### Input
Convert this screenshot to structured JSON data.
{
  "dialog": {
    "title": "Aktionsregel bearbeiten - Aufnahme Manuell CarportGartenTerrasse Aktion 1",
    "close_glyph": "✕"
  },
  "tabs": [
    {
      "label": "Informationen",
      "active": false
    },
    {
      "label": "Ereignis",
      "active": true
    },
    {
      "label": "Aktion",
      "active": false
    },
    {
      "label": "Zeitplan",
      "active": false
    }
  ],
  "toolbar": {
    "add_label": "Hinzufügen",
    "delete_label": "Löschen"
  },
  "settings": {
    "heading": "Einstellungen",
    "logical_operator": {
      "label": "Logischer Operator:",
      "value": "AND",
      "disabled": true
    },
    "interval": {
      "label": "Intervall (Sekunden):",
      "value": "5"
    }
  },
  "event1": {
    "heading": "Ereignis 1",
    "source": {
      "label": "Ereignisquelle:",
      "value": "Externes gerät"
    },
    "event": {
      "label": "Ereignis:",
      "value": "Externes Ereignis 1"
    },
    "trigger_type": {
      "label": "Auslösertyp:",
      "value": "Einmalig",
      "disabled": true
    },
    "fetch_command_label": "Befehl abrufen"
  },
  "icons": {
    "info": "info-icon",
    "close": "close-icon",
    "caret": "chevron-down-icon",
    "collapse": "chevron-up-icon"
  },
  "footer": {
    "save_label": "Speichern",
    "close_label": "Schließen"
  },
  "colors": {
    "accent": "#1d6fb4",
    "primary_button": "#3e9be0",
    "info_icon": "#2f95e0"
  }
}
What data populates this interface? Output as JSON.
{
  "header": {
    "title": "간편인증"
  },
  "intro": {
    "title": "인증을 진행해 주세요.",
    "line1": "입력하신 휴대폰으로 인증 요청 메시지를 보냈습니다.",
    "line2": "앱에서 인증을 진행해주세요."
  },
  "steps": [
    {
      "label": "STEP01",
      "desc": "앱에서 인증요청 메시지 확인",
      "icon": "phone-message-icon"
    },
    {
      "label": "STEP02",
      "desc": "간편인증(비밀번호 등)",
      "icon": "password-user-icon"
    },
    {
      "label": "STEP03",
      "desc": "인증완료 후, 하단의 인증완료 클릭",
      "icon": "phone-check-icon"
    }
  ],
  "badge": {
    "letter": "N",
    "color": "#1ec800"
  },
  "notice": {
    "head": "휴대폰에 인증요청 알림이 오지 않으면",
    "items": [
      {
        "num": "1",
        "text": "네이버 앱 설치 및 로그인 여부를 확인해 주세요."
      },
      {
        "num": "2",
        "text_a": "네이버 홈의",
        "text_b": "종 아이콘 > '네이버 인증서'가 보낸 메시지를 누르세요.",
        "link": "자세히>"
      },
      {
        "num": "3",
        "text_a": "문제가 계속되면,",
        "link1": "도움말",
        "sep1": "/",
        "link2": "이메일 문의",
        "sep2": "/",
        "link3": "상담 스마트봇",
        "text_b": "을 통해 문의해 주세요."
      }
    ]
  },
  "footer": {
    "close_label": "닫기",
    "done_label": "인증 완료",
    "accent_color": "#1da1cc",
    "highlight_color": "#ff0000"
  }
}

### Goal
Extract the data in full. Keep it word for word.

### Task response
Convert this screenshot to structured JSON data.
{
  "dialog": {
    "title": "Aktionsregel bearbeiten - Aufnahme Manuell CarportGartenTerrasse Aktion 1",
    "close_glyph": "✕"
  },
  "tabs": [
    {
      "label": "Informationen",
      "active": false
    },
    {
      "label": "Ereignis",
      "active": true
    },
    {
      "label": "Aktion",
      "active": false
    },
    {
      "label": "Zeitplan",
      "active": false
    }
  ],
  "toolbar": {
    "add_label": "Hinzufügen",
    "delete_label": "Löschen"
  },
  "settings": {
    "heading": "Einstellungen",
    "logical_operator": {
      "label": "Logischer Operator:",
      "value": "AND",
      "disabled": true
    },
    "interval": {
      "label": "Intervall (Sekunden):",
      "value": "5"
    }
  },
  "event1": {
    "heading": "Ereignis 1",
    "source": {
      "label": "Ereignisquelle:",
      "value": "Externes gerät"
    },
    "event": {
      "label": "Ereignis:",
      "value": "Externes Ereignis 1"
    },
    "trigger_type": {
      "label": "Auslösertyp:",
      "value": "Einmalig",
      "disabled": true
    },
    "fetch_command_label": "Befehl abrufen"
  },
  "icons": {
    "info": "info-icon",
    "close": "close-icon",
    "caret": "chevron-down-icon",
    "collapse": "chevron-up-icon"
  },
  "footer": {
    "save_label": "Speichern",
    "close_label": "Schließen"
  },
  "colors": {
    "accent": "#1d6fb4",
    "primary_button": "#3e9be0",
    "info_icon": "#2f95e0"
  }
}
What data populates this interface? Output as JSON.
{
  "header": {
    "title": "간편인증"
  },
  "intro": {
    "title": "인증을 진행해 주세요.",
    "line1": "입력하신 휴대폰으로 인증 요청 메시지를 보냈습니다.",
    "line2": "앱에서 인증을 진행해주세요."
  },
  "steps": [
    {
      "label": "STEP01",
      "desc": "앱에서 인증요청 메시지 확인",
      "icon": "phone-message-icon"
    },
    {
      "label": "STEP02",
      "desc": "간편인증(비밀번호 등)",
      "icon": "password-user-icon"
    },
    {
      "label": "STEP03",
      "desc": "인증완료 후, 하단의 인증완료 클릭",
      "icon": "phone-check-icon"
    }
  ],
  "badge": {
    "letter": "N",
    "color": "#1ec800"
  },
  "notice": {
    "head": "휴대폰에 인증요청 알림이 오지 않으면",
    "items": [
      {
        "num": "1",
        "text": "네이버 앱 설치 및 로그인 여부를 확인해 주세요."
      },
      {
        "num": "2",
        "text_a": "네이버 홈의",
        "text_b": "종 아이콘 > '네이버 인증서'가 보낸 메시지를 누르세요.",
        "link": "자세히>"
      },
      {
        "num": "3",
        "text_a": "문제가 계속되면,",
        "link1": "도움말",
        "sep1": "/",
        "link2": "이메일 문의",
        "sep2": "/",
        "link3": "상담 스마트봇",
        "text_b": "을 통해 문의해 주세요."
      }
    ]
  },
  "footer": {
    "close_label": "닫기",
    "done_label": "인증 완료",
    "accent_color": "#1da1cc",
    "highlight_color": "#ff0000"
  }
}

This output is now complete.